Recorded data
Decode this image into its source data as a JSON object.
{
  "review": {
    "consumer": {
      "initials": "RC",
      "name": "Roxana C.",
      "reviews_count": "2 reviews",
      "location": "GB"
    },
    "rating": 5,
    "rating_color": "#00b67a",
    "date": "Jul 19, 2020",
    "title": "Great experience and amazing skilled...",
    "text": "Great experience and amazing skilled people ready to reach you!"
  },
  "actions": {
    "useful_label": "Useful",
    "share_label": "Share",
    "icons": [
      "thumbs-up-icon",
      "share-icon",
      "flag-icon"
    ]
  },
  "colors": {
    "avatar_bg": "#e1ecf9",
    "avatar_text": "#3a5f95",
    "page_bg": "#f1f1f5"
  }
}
--
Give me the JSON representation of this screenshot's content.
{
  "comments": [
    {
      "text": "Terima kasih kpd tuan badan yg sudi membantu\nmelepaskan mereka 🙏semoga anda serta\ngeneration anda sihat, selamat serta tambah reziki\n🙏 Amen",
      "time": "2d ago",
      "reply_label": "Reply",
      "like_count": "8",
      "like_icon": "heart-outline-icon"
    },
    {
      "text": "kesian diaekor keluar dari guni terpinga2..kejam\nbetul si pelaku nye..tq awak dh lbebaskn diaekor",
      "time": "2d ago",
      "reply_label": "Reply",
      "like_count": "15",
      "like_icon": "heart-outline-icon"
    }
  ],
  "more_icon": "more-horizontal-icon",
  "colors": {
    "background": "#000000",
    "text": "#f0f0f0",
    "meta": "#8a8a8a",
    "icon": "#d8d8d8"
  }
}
--
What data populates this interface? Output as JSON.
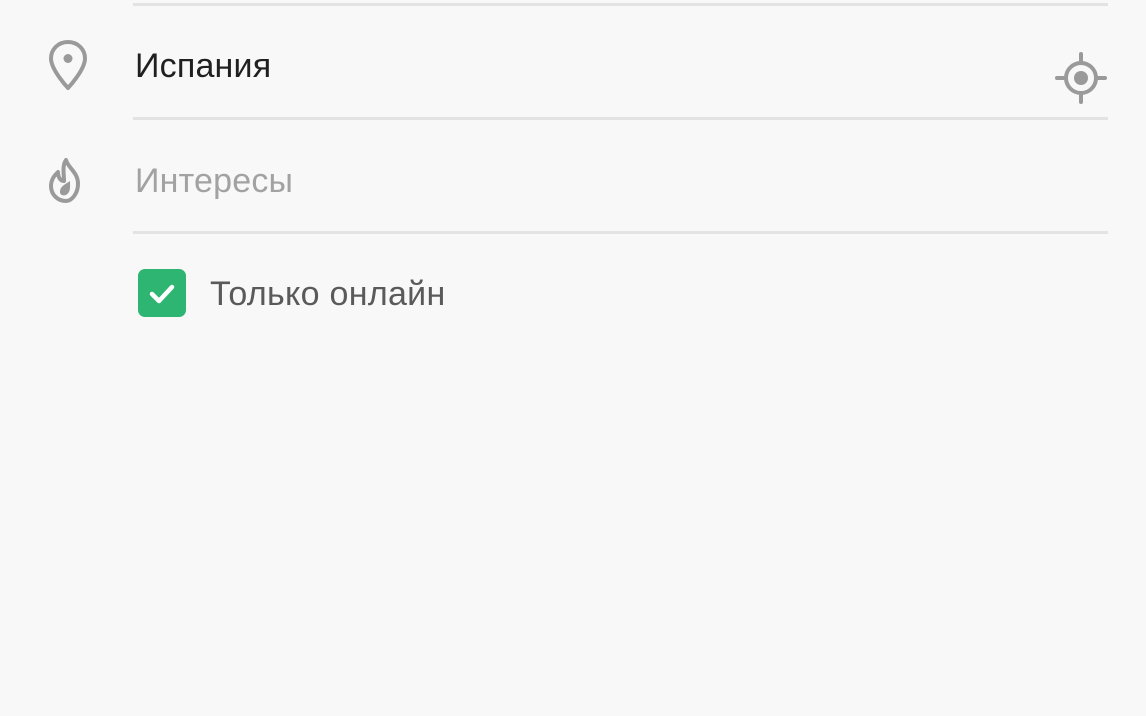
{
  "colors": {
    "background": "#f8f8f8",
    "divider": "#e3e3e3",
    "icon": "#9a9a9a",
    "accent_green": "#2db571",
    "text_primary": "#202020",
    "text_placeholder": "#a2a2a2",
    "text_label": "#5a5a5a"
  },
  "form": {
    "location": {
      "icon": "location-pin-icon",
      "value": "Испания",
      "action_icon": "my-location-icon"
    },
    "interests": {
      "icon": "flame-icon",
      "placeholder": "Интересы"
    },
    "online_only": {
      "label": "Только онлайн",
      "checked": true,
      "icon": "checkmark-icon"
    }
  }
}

Stated exercise
Work out how many lines above have the string "JSON" in them, and give only the number.

Correct output
3